→ To be done
Extract all lines in the data that contain the word "каникулярное".

[Data records]
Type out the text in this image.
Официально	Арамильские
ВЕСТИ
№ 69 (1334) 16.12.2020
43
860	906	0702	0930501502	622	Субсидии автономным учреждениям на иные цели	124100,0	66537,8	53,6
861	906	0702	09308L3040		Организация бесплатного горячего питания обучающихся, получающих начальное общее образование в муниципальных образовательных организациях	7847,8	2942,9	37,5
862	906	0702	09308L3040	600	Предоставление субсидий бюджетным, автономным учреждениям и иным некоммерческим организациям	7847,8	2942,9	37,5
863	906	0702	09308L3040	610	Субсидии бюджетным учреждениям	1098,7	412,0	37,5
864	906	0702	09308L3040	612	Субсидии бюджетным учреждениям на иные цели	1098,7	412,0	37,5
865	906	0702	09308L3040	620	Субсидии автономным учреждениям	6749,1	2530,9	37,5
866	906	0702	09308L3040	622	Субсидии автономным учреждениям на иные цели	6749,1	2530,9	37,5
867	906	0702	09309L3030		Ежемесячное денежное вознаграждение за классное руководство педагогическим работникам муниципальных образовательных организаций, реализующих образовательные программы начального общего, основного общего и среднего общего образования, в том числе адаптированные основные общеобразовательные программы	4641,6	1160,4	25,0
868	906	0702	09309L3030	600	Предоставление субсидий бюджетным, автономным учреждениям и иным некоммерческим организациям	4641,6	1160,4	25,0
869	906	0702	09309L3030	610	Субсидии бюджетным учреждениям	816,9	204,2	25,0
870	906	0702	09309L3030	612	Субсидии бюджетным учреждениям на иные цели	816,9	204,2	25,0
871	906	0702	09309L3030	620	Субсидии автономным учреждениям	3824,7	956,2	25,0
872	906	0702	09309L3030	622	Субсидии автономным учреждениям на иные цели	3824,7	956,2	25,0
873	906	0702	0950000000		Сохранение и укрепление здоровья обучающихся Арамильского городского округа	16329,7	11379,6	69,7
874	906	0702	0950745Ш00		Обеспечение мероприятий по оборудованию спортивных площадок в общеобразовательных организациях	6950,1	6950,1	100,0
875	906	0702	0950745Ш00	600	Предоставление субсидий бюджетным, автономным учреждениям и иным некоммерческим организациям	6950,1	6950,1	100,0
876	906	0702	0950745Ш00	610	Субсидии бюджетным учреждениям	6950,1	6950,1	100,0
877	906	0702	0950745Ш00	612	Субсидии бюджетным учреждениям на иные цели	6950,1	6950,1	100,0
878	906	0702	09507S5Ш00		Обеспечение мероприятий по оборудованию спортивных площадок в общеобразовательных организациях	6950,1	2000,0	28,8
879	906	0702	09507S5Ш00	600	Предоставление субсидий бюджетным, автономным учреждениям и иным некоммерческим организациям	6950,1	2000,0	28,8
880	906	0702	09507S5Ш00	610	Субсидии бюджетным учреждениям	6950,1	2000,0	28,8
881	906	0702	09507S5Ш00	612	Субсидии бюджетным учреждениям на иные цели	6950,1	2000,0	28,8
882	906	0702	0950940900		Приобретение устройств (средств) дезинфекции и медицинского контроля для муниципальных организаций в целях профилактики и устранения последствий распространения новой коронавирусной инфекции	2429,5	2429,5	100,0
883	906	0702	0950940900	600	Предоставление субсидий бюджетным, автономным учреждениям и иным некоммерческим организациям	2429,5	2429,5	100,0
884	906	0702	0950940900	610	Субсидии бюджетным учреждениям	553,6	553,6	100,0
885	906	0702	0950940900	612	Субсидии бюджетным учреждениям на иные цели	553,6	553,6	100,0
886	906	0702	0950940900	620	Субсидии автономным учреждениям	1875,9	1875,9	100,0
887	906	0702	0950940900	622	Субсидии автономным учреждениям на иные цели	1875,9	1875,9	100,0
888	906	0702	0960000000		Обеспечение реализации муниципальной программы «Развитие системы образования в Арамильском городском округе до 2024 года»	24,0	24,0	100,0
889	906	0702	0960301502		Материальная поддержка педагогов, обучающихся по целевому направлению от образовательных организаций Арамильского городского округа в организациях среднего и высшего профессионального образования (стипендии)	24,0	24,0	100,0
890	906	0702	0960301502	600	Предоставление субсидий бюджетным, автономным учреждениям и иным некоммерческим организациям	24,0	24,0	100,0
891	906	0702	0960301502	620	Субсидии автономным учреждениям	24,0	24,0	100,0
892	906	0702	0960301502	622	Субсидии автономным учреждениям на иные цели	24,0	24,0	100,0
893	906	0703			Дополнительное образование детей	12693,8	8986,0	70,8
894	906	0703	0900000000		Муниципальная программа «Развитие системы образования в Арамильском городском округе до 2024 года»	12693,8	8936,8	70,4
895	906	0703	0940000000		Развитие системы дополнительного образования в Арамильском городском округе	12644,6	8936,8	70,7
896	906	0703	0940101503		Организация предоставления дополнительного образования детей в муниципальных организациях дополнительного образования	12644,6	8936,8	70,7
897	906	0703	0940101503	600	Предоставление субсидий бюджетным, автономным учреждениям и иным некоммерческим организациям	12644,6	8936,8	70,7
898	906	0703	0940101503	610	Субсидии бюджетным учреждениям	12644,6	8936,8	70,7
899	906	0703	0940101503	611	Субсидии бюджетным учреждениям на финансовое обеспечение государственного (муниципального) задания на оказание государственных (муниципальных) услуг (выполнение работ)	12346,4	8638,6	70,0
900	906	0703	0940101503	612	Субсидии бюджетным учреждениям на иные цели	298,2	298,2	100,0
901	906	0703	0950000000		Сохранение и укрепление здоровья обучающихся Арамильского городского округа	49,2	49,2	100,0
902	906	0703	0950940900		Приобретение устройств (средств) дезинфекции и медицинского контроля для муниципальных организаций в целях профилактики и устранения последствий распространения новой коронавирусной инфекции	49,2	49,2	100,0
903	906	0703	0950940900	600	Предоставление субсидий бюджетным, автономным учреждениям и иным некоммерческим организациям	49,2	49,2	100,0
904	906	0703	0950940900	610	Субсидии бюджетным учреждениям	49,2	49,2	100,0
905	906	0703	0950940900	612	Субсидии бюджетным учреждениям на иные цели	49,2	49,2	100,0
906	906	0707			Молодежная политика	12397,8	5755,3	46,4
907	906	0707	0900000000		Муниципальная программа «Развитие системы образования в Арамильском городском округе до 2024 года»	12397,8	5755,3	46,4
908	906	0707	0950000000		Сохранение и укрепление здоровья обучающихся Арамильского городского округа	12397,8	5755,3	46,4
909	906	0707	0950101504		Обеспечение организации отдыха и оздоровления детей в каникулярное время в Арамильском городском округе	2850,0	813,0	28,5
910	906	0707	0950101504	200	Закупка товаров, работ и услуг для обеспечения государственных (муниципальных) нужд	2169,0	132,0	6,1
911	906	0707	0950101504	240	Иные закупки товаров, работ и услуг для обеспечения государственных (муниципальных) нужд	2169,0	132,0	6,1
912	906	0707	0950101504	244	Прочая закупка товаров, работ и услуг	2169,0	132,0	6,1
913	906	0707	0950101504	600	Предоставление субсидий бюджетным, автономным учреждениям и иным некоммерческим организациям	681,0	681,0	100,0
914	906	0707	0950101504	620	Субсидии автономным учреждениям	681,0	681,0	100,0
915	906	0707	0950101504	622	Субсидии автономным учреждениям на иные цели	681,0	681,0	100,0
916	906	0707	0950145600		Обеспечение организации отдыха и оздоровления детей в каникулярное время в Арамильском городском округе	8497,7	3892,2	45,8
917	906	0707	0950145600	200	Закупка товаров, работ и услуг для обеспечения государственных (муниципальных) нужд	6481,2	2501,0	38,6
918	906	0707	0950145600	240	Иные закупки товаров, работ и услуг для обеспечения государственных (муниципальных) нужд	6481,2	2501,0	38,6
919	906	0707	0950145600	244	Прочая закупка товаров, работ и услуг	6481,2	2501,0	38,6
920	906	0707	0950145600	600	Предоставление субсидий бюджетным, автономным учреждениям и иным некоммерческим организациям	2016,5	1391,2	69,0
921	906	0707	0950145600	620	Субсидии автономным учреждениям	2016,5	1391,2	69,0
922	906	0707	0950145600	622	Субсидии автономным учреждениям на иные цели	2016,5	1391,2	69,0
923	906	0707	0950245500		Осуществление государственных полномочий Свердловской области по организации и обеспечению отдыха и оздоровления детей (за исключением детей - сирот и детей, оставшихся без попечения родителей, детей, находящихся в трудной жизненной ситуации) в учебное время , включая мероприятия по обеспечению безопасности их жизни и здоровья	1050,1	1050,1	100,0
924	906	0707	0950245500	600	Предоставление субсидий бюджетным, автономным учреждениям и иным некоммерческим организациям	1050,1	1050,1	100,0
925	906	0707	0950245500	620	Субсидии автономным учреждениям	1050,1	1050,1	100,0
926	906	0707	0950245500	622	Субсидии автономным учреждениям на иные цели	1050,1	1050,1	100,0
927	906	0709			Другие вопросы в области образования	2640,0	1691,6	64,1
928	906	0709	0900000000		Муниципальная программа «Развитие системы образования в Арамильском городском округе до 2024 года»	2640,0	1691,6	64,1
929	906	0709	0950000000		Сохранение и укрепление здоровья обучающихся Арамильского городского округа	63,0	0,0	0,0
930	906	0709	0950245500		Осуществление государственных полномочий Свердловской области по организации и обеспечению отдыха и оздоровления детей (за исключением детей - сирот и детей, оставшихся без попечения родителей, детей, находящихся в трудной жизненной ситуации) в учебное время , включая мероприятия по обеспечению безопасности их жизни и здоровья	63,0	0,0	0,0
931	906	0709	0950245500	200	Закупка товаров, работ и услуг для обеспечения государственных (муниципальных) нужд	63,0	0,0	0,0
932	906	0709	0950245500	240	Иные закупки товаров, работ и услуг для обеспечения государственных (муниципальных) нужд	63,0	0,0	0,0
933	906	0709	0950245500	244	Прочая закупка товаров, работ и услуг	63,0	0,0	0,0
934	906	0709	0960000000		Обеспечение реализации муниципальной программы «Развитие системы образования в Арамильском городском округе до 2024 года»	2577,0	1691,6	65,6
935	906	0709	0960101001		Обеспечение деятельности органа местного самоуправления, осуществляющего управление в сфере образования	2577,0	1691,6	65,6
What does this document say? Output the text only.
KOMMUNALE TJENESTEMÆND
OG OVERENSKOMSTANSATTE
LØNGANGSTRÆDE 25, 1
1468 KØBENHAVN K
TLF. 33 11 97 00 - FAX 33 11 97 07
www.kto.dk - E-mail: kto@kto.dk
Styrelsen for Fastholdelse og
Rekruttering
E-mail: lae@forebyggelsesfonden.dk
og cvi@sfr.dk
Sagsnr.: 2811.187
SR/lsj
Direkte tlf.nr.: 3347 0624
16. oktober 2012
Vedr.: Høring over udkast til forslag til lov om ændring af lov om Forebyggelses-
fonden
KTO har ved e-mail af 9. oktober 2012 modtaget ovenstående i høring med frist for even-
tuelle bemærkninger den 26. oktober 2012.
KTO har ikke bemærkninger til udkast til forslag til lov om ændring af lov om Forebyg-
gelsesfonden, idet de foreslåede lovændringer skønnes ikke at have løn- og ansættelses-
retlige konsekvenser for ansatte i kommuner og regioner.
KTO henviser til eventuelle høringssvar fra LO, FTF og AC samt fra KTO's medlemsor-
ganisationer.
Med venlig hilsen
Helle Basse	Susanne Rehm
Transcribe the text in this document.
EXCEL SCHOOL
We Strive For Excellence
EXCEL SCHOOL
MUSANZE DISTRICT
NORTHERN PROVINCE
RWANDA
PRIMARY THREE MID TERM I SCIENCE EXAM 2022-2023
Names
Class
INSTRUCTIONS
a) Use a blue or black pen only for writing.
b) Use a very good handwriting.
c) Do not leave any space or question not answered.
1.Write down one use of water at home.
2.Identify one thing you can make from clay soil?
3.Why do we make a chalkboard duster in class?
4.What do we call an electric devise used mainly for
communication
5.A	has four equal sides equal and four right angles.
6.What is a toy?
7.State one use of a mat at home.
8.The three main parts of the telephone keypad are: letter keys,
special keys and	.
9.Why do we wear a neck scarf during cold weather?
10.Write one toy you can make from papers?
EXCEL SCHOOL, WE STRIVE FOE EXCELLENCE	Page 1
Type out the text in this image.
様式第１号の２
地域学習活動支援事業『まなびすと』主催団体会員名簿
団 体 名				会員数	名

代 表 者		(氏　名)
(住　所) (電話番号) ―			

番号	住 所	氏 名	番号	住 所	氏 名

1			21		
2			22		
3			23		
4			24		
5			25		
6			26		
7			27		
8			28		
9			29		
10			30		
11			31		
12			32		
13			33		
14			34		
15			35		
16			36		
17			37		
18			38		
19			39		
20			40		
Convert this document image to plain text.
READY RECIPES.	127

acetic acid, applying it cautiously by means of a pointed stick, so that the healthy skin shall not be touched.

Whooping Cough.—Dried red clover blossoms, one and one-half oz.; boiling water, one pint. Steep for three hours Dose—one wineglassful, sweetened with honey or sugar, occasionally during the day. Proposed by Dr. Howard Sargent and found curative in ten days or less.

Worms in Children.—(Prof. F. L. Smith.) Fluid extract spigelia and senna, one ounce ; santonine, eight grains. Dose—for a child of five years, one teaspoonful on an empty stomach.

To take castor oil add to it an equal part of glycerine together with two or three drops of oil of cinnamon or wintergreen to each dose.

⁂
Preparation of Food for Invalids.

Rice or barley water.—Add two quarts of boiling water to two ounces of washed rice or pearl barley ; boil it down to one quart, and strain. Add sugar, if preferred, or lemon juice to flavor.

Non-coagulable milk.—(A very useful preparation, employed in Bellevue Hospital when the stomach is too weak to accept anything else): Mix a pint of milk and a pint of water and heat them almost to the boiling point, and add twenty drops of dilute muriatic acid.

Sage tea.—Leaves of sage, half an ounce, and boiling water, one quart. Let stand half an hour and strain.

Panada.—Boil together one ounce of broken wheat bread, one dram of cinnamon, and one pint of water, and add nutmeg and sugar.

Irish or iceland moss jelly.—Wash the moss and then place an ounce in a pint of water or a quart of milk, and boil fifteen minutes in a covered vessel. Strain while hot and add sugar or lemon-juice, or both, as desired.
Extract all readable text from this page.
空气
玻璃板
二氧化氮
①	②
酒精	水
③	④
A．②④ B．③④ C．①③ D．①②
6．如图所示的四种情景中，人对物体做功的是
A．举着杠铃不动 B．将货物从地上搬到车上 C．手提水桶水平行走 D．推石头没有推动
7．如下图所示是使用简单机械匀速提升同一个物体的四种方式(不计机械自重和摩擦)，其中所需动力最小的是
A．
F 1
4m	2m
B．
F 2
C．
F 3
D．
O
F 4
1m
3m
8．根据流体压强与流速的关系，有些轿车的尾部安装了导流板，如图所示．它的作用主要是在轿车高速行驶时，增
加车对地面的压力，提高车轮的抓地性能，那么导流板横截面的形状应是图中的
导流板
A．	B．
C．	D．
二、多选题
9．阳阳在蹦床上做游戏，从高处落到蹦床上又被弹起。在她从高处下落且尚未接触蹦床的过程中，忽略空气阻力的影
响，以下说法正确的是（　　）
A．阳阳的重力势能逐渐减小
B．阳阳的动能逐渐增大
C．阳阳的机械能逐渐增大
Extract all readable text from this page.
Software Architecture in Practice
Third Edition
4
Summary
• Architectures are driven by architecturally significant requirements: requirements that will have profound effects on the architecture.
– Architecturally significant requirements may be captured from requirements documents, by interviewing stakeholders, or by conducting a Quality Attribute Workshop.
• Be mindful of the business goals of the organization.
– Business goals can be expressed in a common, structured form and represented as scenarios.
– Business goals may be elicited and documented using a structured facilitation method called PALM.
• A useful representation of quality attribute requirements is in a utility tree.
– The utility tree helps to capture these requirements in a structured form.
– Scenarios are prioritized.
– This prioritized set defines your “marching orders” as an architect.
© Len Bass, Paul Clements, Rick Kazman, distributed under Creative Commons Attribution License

→ Solution for this exercise
909	906	0707	0950101504		Обеспечение организации отдыха и оздоровления детей в каникулярное время в Арамильском городском округе	2850,0	813,0	28,5
916	906	0707	0950145600		Обеспечение организации отдыха и оздоровления детей в каникулярное время в Арамильском городском округе	8497,7	3892,2	45,8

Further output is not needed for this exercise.